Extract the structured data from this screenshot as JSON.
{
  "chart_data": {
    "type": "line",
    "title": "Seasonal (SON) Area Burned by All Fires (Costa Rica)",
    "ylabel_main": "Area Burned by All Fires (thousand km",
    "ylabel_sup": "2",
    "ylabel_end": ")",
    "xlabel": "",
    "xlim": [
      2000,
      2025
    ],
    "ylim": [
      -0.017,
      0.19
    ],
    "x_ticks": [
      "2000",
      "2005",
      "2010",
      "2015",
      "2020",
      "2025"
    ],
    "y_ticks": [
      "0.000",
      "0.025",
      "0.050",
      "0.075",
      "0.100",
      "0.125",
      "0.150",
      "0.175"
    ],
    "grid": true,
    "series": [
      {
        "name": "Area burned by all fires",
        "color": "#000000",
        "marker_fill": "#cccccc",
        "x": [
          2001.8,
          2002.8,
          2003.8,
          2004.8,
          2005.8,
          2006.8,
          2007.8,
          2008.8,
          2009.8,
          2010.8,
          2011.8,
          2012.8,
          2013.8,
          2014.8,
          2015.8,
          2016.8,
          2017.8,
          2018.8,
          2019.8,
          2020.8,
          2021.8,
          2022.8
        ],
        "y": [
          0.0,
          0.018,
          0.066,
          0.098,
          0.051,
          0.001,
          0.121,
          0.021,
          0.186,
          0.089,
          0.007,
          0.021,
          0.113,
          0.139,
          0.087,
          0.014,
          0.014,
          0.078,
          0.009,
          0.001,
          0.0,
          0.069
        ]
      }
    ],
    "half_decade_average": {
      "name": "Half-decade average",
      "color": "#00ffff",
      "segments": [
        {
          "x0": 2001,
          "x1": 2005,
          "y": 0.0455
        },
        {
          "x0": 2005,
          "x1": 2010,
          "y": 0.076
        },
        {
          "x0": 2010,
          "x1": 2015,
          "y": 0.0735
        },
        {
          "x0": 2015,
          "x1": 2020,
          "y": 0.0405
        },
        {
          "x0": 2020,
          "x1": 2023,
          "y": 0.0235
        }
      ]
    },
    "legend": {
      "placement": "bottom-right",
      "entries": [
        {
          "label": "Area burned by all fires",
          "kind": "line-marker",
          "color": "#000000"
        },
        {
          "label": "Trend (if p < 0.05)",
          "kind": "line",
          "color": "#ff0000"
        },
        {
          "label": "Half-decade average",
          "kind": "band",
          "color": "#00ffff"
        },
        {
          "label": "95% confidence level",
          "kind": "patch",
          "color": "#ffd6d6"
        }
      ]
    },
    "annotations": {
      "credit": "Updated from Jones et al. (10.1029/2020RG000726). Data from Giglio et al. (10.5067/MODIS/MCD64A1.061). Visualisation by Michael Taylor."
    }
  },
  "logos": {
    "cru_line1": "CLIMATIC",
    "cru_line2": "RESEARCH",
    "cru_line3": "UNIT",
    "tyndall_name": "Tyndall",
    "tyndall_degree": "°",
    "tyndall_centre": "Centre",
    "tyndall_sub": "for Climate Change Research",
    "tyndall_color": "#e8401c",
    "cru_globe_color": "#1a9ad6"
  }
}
◆ ◆ ◆ ◆ ◆
■ **TO DO**:
Go through the records and show every line with the string "from" in it.

■ **ANSWER FOR THE TASK**:
Extract the structured data from this screenshot as JSON.
      "credit": "Updated from Jones et al. (10.1029/2020RG000726). Data from Giglio et al. (10.5067/MODIS/MCD64A1.061). Visualisation by Michael Taylor."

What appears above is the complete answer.